[BEGIN]
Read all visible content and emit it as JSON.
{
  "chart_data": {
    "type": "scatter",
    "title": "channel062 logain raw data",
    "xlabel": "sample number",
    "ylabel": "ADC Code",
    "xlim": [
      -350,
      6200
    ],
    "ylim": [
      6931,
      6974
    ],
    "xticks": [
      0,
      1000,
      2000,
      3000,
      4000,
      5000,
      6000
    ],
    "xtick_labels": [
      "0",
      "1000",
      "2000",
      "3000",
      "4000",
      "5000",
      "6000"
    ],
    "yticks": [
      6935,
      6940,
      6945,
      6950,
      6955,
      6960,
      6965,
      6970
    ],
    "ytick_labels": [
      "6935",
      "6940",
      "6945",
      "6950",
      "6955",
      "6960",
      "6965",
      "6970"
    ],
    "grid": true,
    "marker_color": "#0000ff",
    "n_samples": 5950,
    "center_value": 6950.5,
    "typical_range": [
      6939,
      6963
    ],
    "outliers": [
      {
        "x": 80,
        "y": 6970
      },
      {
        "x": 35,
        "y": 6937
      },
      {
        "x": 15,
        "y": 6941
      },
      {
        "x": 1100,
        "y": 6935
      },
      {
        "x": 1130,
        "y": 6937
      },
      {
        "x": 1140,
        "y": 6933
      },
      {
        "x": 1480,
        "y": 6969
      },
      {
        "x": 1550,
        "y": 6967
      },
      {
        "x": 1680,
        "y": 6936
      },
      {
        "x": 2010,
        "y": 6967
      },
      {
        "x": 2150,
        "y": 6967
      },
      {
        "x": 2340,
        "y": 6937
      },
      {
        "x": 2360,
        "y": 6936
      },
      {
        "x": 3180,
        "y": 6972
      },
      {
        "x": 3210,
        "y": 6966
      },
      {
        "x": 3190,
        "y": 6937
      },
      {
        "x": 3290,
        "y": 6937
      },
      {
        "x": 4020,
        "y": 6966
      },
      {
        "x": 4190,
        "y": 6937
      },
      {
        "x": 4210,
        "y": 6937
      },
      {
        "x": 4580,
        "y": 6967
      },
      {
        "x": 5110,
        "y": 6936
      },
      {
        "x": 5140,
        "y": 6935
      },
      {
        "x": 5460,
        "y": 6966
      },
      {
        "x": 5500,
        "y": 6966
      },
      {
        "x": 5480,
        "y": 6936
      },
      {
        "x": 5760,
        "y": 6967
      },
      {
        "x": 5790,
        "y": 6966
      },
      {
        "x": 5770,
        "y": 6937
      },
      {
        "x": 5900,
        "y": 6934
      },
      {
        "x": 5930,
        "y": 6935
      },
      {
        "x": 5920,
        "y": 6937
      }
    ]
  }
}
[END]
Your task is to transcribe the material exactly.

Read all visible content and emit it as JSON.
{
  "chart_data": {
    "type": "scatter",
    "title": "channel062 logain raw data",
    "xlabel": "sample number",
    "ylabel": "ADC Code",
    "xlim": [
      -350,
      6200
    ],
    "ylim": [
      6931,
      6974
    ],
    "xticks": [
      0,
      1000,
      2000,
      3000,
      4000,
      5000,
      6000
    ],
    "xtick_labels": [
      "0",
      "1000",
      "2000",
      "3000",
      "4000",
      "5000",
      "6000"
    ],
    "yticks": [
      6935,
      6940,
      6945,
      6950,
      6955,
      6960,
      6965,
      6970
    ],
    "ytick_labels": [
      "6935",
      "6940",
      "6945",
      "6950",
      "6955",
      "6960",
      "6965",
      "6970"
    ],
    "grid": true,
    "marker_color": "#0000ff",
    "n_samples": 5950,
    "center_value": 6950.5,
    "typical_range": [
      6939,
      6963
    ],
    "outliers": [
      {
        "x": 80,
        "y": 6970
      },
      {
        "x": 35,
        "y": 6937
      },
      {
        "x": 15,
        "y": 6941
      },
      {
        "x": 1100,
        "y": 6935
      },
      {
        "x": 1130,
        "y": 6937
      },
      {
        "x": 1140,
        "y": 6933
      },
      {
        "x": 1480,
        "y": 6969
      },
      {
        "x": 1550,
        "y": 6967
      },
      {
        "x": 1680,
        "y": 6936
      },
      {
        "x": 2010,
        "y": 6967
      },
      {
        "x": 2150,
        "y": 6967
      },
      {
        "x": 2340,
        "y": 6937
      },
      {
        "x": 2360,
        "y": 6936
      },
      {
        "x": 3180,
        "y": 6972
      },
      {
        "x": 3210,
        "y": 6966
      },
      {
        "x": 3190,
        "y": 6937
      },
      {
        "x": 3290,
        "y": 6937
      },
      {
        "x": 4020,
        "y": 6966
      },
      {
        "x": 4190,
        "y": 6937
      },
      {
        "x": 4210,
        "y": 6937
      },
      {
        "x": 4580,
        "y": 6967
      },
      {
        "x": 5110,
        "y": 6936
      },
      {
        "x": 5140,
        "y": 6935
      },
      {
        "x": 5460,
        "y": 6966
      },
      {
        "x": 5500,
        "y": 6966
      },
      {
        "x": 5480,
        "y": 6936
      },
      {
        "x": 5760,
        "y": 6967
      },
      {
        "x": 5790,
        "y": 6966
      },
      {
        "x": 5770,
        "y": 6937
      },
      {
        "x": 5900,
        "y": 6934
      },
      {
        "x": 5930,
        "y": 6935
      },
      {
        "x": 5920,
        "y": 6937
      }
    ]
  }
}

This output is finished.